[START OF DATA LISTING]

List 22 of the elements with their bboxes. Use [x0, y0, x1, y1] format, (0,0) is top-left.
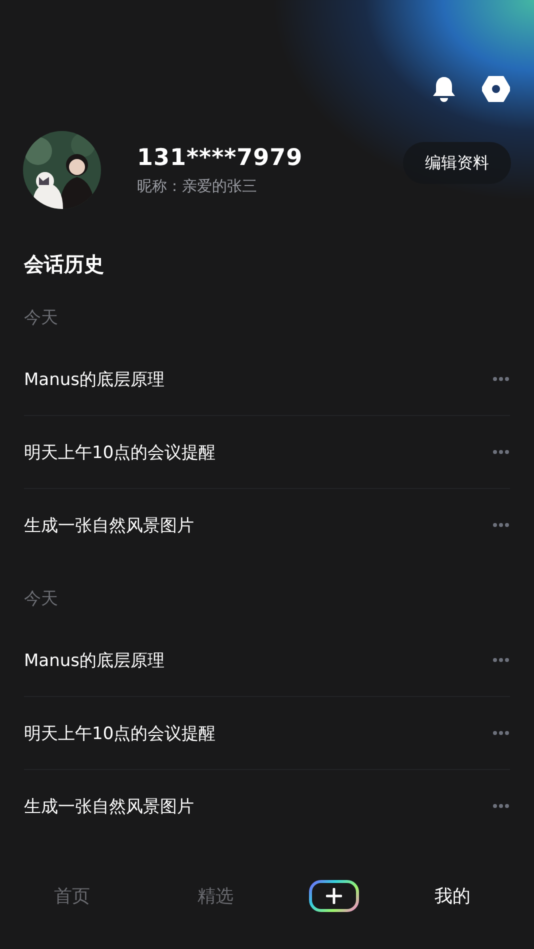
conversation-title[interactable]: Manus的底层原理	[24, 648, 164, 672]
more-icon[interactable]	[492, 522, 510, 528]
nav-tab[interactable]: 我的	[402, 882, 502, 909]
plus-icon	[326, 888, 342, 904]
more-icon[interactable]	[492, 730, 510, 736]
conversation-title[interactable]: 生成一张自然风景图片	[24, 514, 194, 537]
nickname: 昵称：亲爱的张三	[137, 176, 258, 196]
more-icon[interactable]	[492, 803, 510, 810]
settings-icon[interactable]	[482, 76, 510, 102]
date-label: 今天	[23, 307, 59, 330]
edit-profile-button[interactable]: 编辑资料	[403, 142, 511, 184]
more-icon[interactable]	[492, 376, 510, 382]
date-label: 今天	[23, 588, 59, 612]
conversation-title[interactable]: 明天上午10点的会议提醒	[24, 722, 216, 745]
more-icon[interactable]	[492, 449, 510, 456]
conversation-title[interactable]: Manus的底层原理	[24, 368, 164, 391]
bell-icon[interactable]	[432, 76, 456, 102]
conversation-title[interactable]: 生成一张自然风景图片	[24, 794, 194, 818]
phone-number: 131****7979	[137, 144, 304, 171]
conversation-title[interactable]: 明天上午10点的会议提醒	[24, 440, 216, 464]
section-title: 会话历史	[22, 251, 105, 278]
more-icon[interactable]	[492, 657, 510, 664]
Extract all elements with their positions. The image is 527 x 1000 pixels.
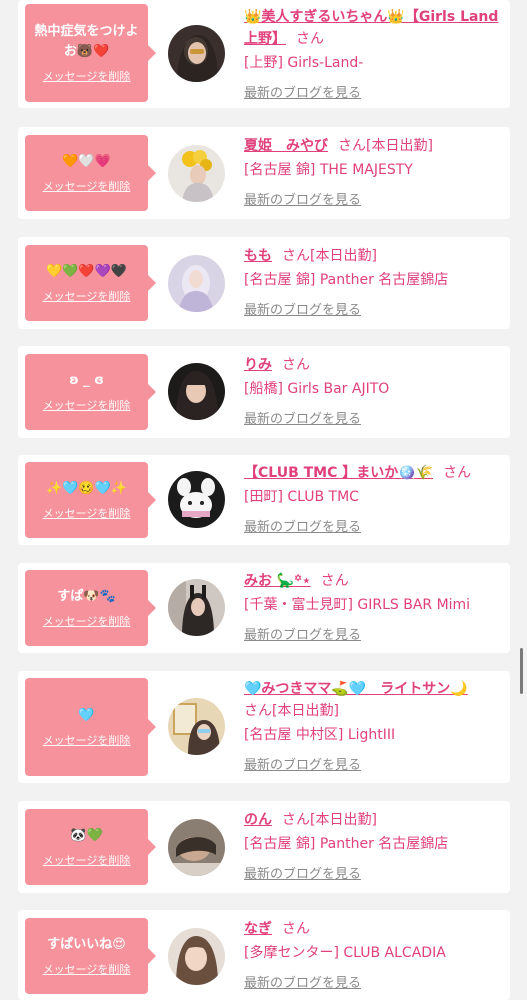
- scrollbar[interactable]: [520, 648, 523, 694]
- list-item: 💛💚❤️💜🖤 メッセージを削除 もも さん[本日出勤] [名古屋 錦] Panth…: [18, 237, 510, 329]
- list-item: すぱ🐶🐾 メッセージを削除 みお 🦕꙳⋆ さん [千葉・富士見町] GIRLS B…: [18, 563, 510, 653]
- message-bubble: 🐼💚 メッセージを削除: [25, 809, 156, 885]
- honorific-label: さん: [282, 812, 310, 828]
- avatar[interactable]: [168, 25, 225, 82]
- delete-message-link[interactable]: メッセージを削除: [43, 613, 131, 629]
- message-bubble: ʚ _ ɞ メッセージを削除: [25, 354, 156, 430]
- shop-label: [船橋] Girls Bar AJITO: [244, 381, 390, 397]
- list-item: すぱいいね😍 メッセージを削除 なぎ さん [多摩センター] CLUB ALCAD…: [18, 910, 510, 1000]
- list-item: 熱中症気をつけよお🐻❤️ メッセージを削除 👑美人すぎるいちゃん👑【Girls …: [18, 0, 510, 108]
- attendance-status: [本日出勤]: [272, 703, 339, 719]
- message-text: 🩵: [78, 708, 95, 723]
- list-item: 🐼💚 メッセージを削除 のん さん[本日出勤] [名古屋 錦] Panther 名…: [18, 801, 510, 893]
- message-text: ✨🩵🥴🩵✨: [46, 481, 127, 496]
- avatar[interactable]: [168, 471, 225, 528]
- message-text: 熱中症気をつけよお🐻❤️: [34, 24, 139, 59]
- user-name-link[interactable]: みお 🦕꙳⋆: [244, 573, 311, 589]
- delete-message-link[interactable]: メッセージを削除: [43, 397, 131, 413]
- avatar[interactable]: [168, 363, 225, 420]
- message-bubble: すぱいいね😍 メッセージを削除: [25, 918, 156, 994]
- honorific-label: さん: [282, 248, 310, 264]
- user-name-link[interactable]: なぎ: [244, 921, 272, 937]
- user-name-link[interactable]: 👑美人すぎるいちゃん👑【Girls Land上野】: [244, 9, 498, 47]
- delete-message-link[interactable]: メッセージを削除: [43, 961, 131, 977]
- user-name-link[interactable]: 🩵みつきママ⛳️🩵 ライトサン🌙: [244, 681, 468, 697]
- blog-link[interactable]: 最新のブログを見る: [244, 408, 361, 427]
- blog-link[interactable]: 最新のブログを見る: [244, 754, 361, 773]
- message-text: 🧡🤍💗: [62, 154, 111, 169]
- attendance-status: [本日出勤]: [310, 812, 377, 828]
- message-bubble: 🩵 メッセージを削除: [25, 678, 156, 776]
- blog-link[interactable]: 最新のブログを見る: [244, 516, 361, 535]
- user-name-link[interactable]: 夏姫 みやび: [244, 138, 328, 154]
- user-name-link[interactable]: 【CLUB TMC 】まいか🪩🌾: [244, 465, 433, 481]
- blog-link[interactable]: 最新のブログを見る: [244, 624, 361, 643]
- avatar[interactable]: [168, 698, 225, 755]
- shop-label: [名古屋 錦] Panther 名古屋錦店: [244, 836, 449, 852]
- honorific-label: さん: [244, 703, 272, 719]
- blog-link[interactable]: 最新のブログを見る: [244, 189, 361, 208]
- message-text: 🐼💚: [70, 828, 103, 843]
- message-bubble: 💛💚❤️💜🖤 メッセージを削除: [25, 245, 156, 321]
- shop-label: [名古屋 錦] Panther 名古屋錦店: [244, 272, 449, 288]
- list-item: ✨🩵🥴🩵✨ メッセージを削除 【CLUB TMC 】まいか🪩🌾 さん [田町] C…: [18, 455, 510, 545]
- attendance-status: [本日出勤]: [310, 248, 377, 264]
- user-name-link[interactable]: もも: [244, 248, 272, 264]
- shop-label: [上野] Girls-Land-: [244, 55, 364, 71]
- honorific-label: さん: [296, 31, 324, 47]
- delete-message-link[interactable]: メッセージを削除: [43, 178, 131, 194]
- list-item: ʚ _ ɞ メッセージを削除 りみ さん [船橋] Girls Bar AJITO…: [18, 346, 510, 438]
- message-text: すぱ🐶🐾: [57, 589, 116, 604]
- avatar[interactable]: [168, 579, 225, 636]
- user-name-link[interactable]: りみ: [244, 357, 272, 373]
- honorific-label: さん: [320, 573, 349, 589]
- message-list: 熱中症気をつけよお🐻❤️ メッセージを削除 👑美人すぎるいちゃん👑【Girls …: [0, 0, 527, 1000]
- message-bubble: ✨🩵🥴🩵✨ メッセージを削除: [25, 462, 156, 538]
- message-text: ʚ _ ɞ: [69, 373, 104, 388]
- honorific-label: さん: [338, 138, 366, 154]
- delete-message-link[interactable]: メッセージを削除: [43, 505, 131, 521]
- honorific-label: さん: [443, 465, 472, 481]
- message-text: 💛💚❤️💜🖤: [46, 264, 127, 279]
- delete-message-link[interactable]: メッセージを削除: [43, 852, 131, 868]
- shop-label: [多摩センター] CLUB ALCADIA: [244, 945, 446, 961]
- honorific-label: さん: [282, 921, 310, 937]
- message-bubble: すぱ🐶🐾 メッセージを削除: [25, 570, 156, 646]
- avatar[interactable]: [168, 928, 225, 985]
- message-bubble: 熱中症気をつけよお🐻❤️ メッセージを削除: [25, 4, 156, 102]
- list-item: 🩵 メッセージを削除 🩵みつきママ⛳️🩵 ライトサン🌙 さん[本日出勤] [名古屋…: [18, 671, 510, 783]
- avatar[interactable]: [168, 145, 225, 202]
- delete-message-link[interactable]: メッセージを削除: [43, 288, 131, 304]
- blog-link[interactable]: 最新のブログを見る: [244, 82, 361, 101]
- list-item: 🧡🤍💗 メッセージを削除 夏姫 みやび さん[本日出勤] [名古屋 錦] THE …: [18, 127, 510, 219]
- delete-message-link[interactable]: メッセージを削除: [43, 68, 131, 84]
- message-text: すぱいいね😍: [47, 937, 126, 952]
- avatar[interactable]: [168, 819, 225, 876]
- blog-link[interactable]: 最新のブログを見る: [244, 299, 361, 318]
- attendance-status: [本日出勤]: [366, 138, 433, 154]
- shop-label: [千葉・富士見町] GIRLS BAR Mimi: [244, 597, 471, 613]
- message-bubble: 🧡🤍💗 メッセージを削除: [25, 135, 156, 211]
- shop-label: [田町] CLUB TMC: [244, 489, 359, 505]
- delete-message-link[interactable]: メッセージを削除: [43, 732, 131, 748]
- blog-link[interactable]: 最新のブログを見る: [244, 863, 361, 882]
- honorific-label: さん: [282, 357, 310, 373]
- avatar[interactable]: [168, 255, 225, 312]
- user-name-link[interactable]: のん: [244, 812, 272, 828]
- blog-link[interactable]: 最新のブログを見る: [244, 972, 361, 991]
- shop-label: [名古屋 錦] THE MAJESTY: [244, 162, 413, 178]
- shop-label: [名古屋 中村区] LightIII: [244, 727, 396, 743]
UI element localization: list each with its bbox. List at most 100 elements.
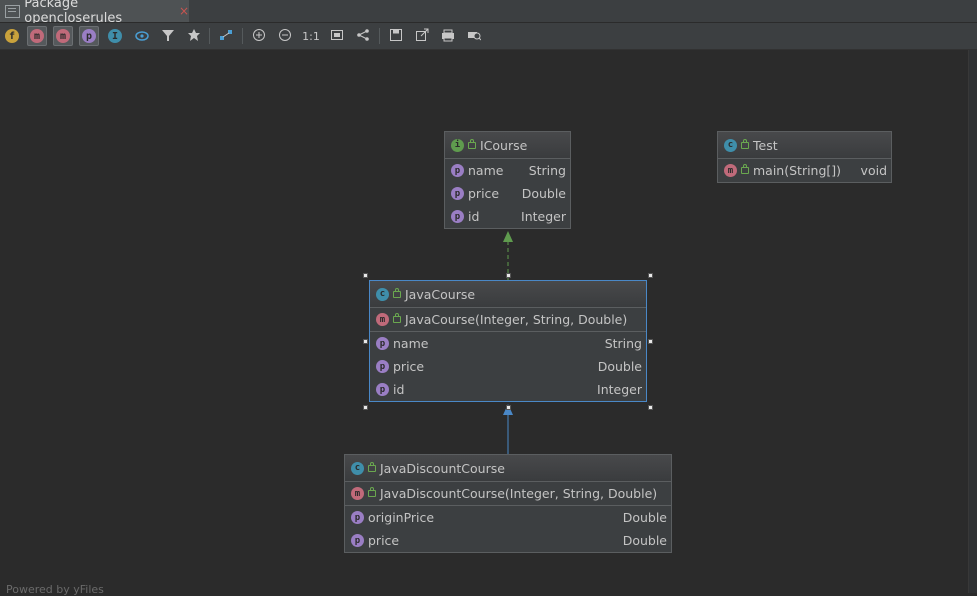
fields-section: p name String p price Double p id Integer <box>370 332 646 401</box>
node-header: c Test <box>718 132 891 159</box>
method-row[interactable]: m main(String[]) void <box>718 159 891 182</box>
methods-filter-button[interactable]: m <box>53 26 73 46</box>
zoom-in-icon <box>252 28 266 45</box>
field-row[interactable]: p price Double <box>345 529 671 552</box>
field-name: price <box>393 359 425 374</box>
fields-section: p originPrice Double p price Double <box>345 506 671 552</box>
property-icon: p <box>451 210 464 223</box>
class-node-javadiscountcourse[interactable]: c JavaDiscountCourse m JavaDiscountCourse… <box>344 454 672 553</box>
save-button[interactable] <box>386 26 406 46</box>
toolbar-separator <box>379 28 380 44</box>
field-type: String <box>604 336 642 351</box>
property-icon: p <box>451 187 464 200</box>
resize-handle-ne[interactable] <box>648 273 653 278</box>
save-icon <box>389 28 403 45</box>
fields-filter-button[interactable]: f <box>2 26 22 46</box>
print-preview-button[interactable] <box>464 26 484 46</box>
field-row[interactable]: p name String <box>370 332 646 355</box>
zoom-out-button[interactable] <box>275 26 295 46</box>
print-icon <box>441 28 455 45</box>
properties-filter-icon: p <box>82 29 96 43</box>
class-node-test[interactable]: c Test m main(String[]) void <box>717 131 892 183</box>
implements-arrowhead <box>503 231 513 242</box>
constructor-row[interactable]: m JavaDiscountCourse(Integer, String, Dou… <box>345 482 671 505</box>
constructors-section: m JavaCourse(Integer, String, Double) <box>370 308 646 332</box>
fit-content-button[interactable] <box>327 26 347 46</box>
public-visibility-icon <box>368 487 376 497</box>
tab-package-opencloserules[interactable]: Package opencloserules × <box>0 0 189 26</box>
field-name: name <box>393 336 429 351</box>
fit-content-icon <box>330 28 344 45</box>
class-node-javacourse[interactable]: c JavaCourse m JavaCourse(Integer, String… <box>369 280 647 402</box>
editor-tab-bar: Package opencloserules × <box>0 0 977 26</box>
properties-filter-button[interactable]: p <box>79 26 99 46</box>
export-button[interactable] <box>412 26 432 46</box>
field-type: Double <box>622 510 667 525</box>
method-name: main(String[]) <box>753 163 842 178</box>
method-return-type: void <box>860 163 887 178</box>
property-icon: p <box>376 337 389 350</box>
constructors-filter-button[interactable]: m <box>27 26 47 46</box>
class-icon: c <box>376 287 389 301</box>
layout-button[interactable] <box>353 26 373 46</box>
visibility-icon <box>135 28 149 45</box>
node-title: ICourse <box>480 137 528 153</box>
node-title: JavaDiscountCourse <box>380 460 505 476</box>
resize-handle-sw[interactable] <box>363 405 368 410</box>
field-type: String <box>528 163 566 178</box>
constructors-section: m JavaDiscountCourse(Integer, String, Dou… <box>345 482 671 506</box>
resize-handle-e[interactable] <box>648 339 653 344</box>
print-button[interactable] <box>438 26 458 46</box>
diagram-toolbar: f m m p I 1:1 <box>0 23 977 50</box>
inner-classes-filter-button[interactable]: I <box>105 26 125 46</box>
constructor-row[interactable]: m JavaCourse(Integer, String, Double) <box>370 308 646 331</box>
layout-icon <box>356 28 370 45</box>
edge-mode-button[interactable] <box>216 26 236 46</box>
property-icon: p <box>376 383 389 396</box>
field-row[interactable]: p price Double <box>445 182 570 205</box>
method-icon: m <box>724 164 737 177</box>
field-row[interactable]: p name String <box>445 159 570 182</box>
public-visibility-icon <box>368 461 376 472</box>
zoom-out-icon <box>278 28 292 45</box>
node-title: JavaCourse <box>405 286 476 302</box>
method-icon: m <box>376 313 389 326</box>
property-icon: p <box>351 534 364 547</box>
toolbar-separator <box>209 28 210 44</box>
public-visibility-icon <box>741 164 749 174</box>
vertical-scrollbar[interactable] <box>968 50 977 593</box>
filter-button[interactable] <box>158 26 178 46</box>
resize-handle-s[interactable] <box>506 405 511 410</box>
field-row[interactable]: p originPrice Double <box>345 506 671 529</box>
methods-section: m main(String[]) void <box>718 159 891 182</box>
close-icon[interactable]: × <box>179 4 189 18</box>
actual-size-button[interactable]: 1:1 <box>301 26 321 46</box>
field-row[interactable]: p id Integer <box>445 205 570 228</box>
field-type: Double <box>521 186 566 201</box>
resize-handle-nw[interactable] <box>363 273 368 278</box>
method-icon: m <box>351 487 364 500</box>
field-type: Integer <box>597 382 642 397</box>
resize-handle-n[interactable] <box>506 273 511 278</box>
yfiles-watermark: Powered by yFiles <box>6 583 104 596</box>
diagram-icon <box>5 4 21 18</box>
resize-handle-w[interactable] <box>363 339 368 344</box>
node-header: c JavaDiscountCourse <box>345 455 671 482</box>
inner-classes-filter-icon: I <box>108 29 122 43</box>
class-node-icourse[interactable]: i ICourse p name String p price Double p id In… <box>444 131 571 229</box>
field-type: Double <box>597 359 642 374</box>
field-row[interactable]: p id Integer <box>370 378 646 401</box>
interface-icon: i <box>451 138 464 152</box>
public-visibility-icon <box>468 138 476 149</box>
visibility-button[interactable] <box>132 26 152 46</box>
class-icon: c <box>351 461 364 475</box>
zoom-in-button[interactable] <box>249 26 269 46</box>
field-name: id <box>468 209 480 224</box>
node-header: i ICourse <box>445 132 570 159</box>
constructors-filter-icon: m <box>30 29 44 43</box>
field-row[interactable]: p price Double <box>370 355 646 378</box>
resize-handle-se[interactable] <box>648 405 653 410</box>
pin-button[interactable] <box>184 26 204 46</box>
pin-icon <box>187 28 201 45</box>
public-visibility-icon <box>393 313 401 323</box>
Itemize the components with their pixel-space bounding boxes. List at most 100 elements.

[END OF DATA LISTING]

### THE PROBLEM:
Reproduce the entries from the line containing "648, 164, 672]" up to and including the line containing "76, 510, 102]", swapping "more-icon" for "menu-icon" throughout and leaving all else unchanged.

### RIGHT ANSWER:
conversation-title[interactable]: Manus的底层原理	[24, 648, 164, 672]
menu-icon[interactable]	[492, 522, 510, 528]
nav-tab[interactable]: 我的	[402, 882, 502, 909]
plus-icon	[326, 888, 342, 904]
menu-icon[interactable]	[492, 730, 510, 736]
conversation-title[interactable]: 生成一张自然风景图片	[24, 514, 194, 537]
nickname: 昵称：亲爱的张三	[137, 176, 258, 196]
menu-icon[interactable]	[492, 803, 510, 810]
settings-icon[interactable]	[482, 76, 510, 102]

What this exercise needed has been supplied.